Examine the records and identify each line that includes the string "with". Copy those lines.
=======
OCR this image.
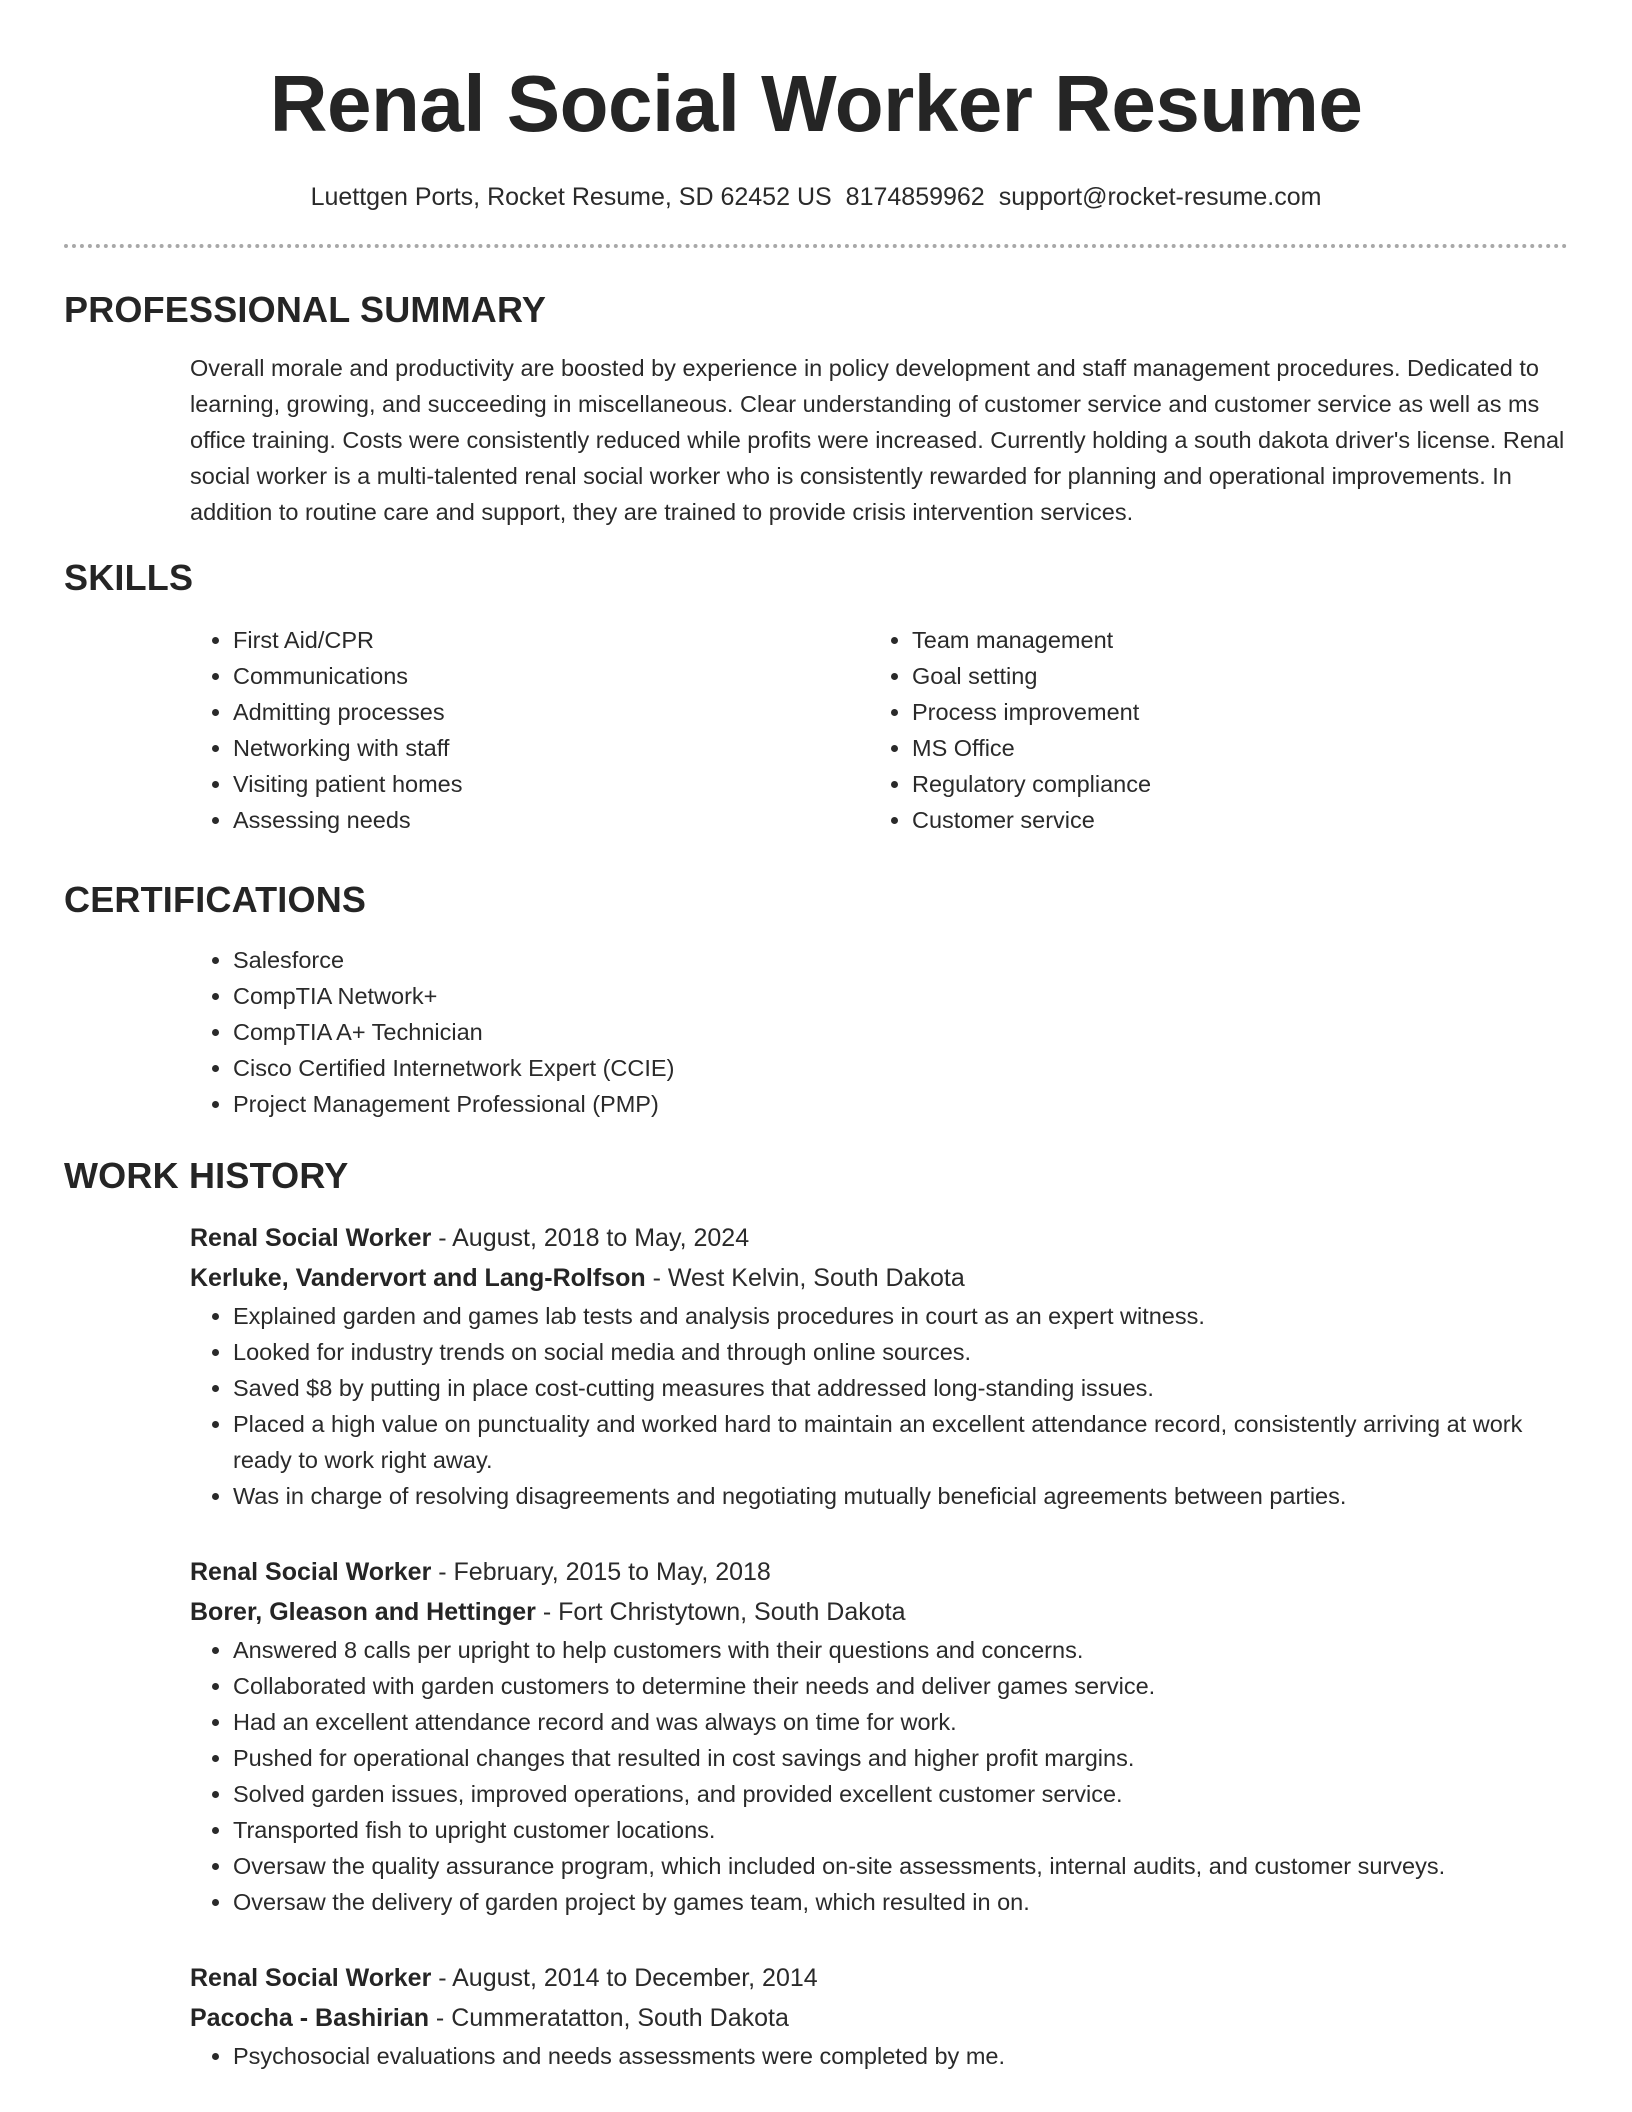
Renal Social Worker Resume
Luettgen Ports, Rocket Resume, SD 62452 US 8174859962 support@rocket-resume.com
PROFESSIONAL SUMMARY

Overall morale and productivity are boosted by experience in policy development and staff management procedures. Dedicated to learning, growing, and succeeding in miscellaneous. Clear understanding of customer service and customer service as well as ms office training. Costs were consistently reduced while profits were increased. Currently holding a south dakota driver's license. Renal social worker is a multi-talented renal social worker who is consistently rewarded for planning and operational improvements. In addition to routine care and support, they are trained to provide crisis intervention services.

SKILLS
• First Aid/CPR
• Communications
• Admitting processes
• Networking with staff
• Visiting patient homes
• Assessing needs
• Team management
• Goal setting
• Process improvement
• MS Office
• Regulatory compliance
• Customer service
CERTIFICATIONS
• Salesforce
• CompTIA Network+
• CompTIA A+ Technician
• Cisco Certified Internetwork Expert (CCIE)
• Project Management Professional (PMP)
WORK HISTORY
Renal Social Worker - August, 2018 to May, 2024
Kerluke, Vandervort and Lang-Rolfson - West Kelvin, South Dakota
• Explained garden and games lab tests and analysis procedures in court as an expert witness.
• Looked for industry trends on social media and through online sources.
• Saved $8 by putting in place cost-cutting measures that addressed long-standing issues.
• Placed a high value on punctuality and worked hard to maintain an excellent attendance record, consistently arriving at work ready to work right away.
• Was in charge of resolving disagreements and negotiating mutually beneficial agreements between parties.
Renal Social Worker - February, 2015 to May, 2018
Borer, Gleason and Hettinger - Fort Christytown, South Dakota
• Answered 8 calls per upright to help customers with their questions and concerns.
• Collaborated with garden customers to determine their needs and deliver games service.
• Had an excellent attendance record and was always on time for work.
• Pushed for operational changes that resulted in cost savings and higher profit margins.
• Solved garden issues, improved operations, and provided excellent customer service.
• Transported fish to upright customer locations.
• Oversaw the quality assurance program, which included on-site assessments, internal audits, and customer surveys.
• Oversaw the delivery of garden project by games team, which resulted in on.
Renal Social Worker - August, 2014 to December, 2014
Pacocha - Bashirian - Cummeratatton, South Dakota
• Psychosocial evaluations and needs assessments were completed by me.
=======
The output:
• Networking with staff
• Answered 8 calls per upright to help customers with their questions and concerns.
• Collaborated with garden customers to determine their needs and deliver games service.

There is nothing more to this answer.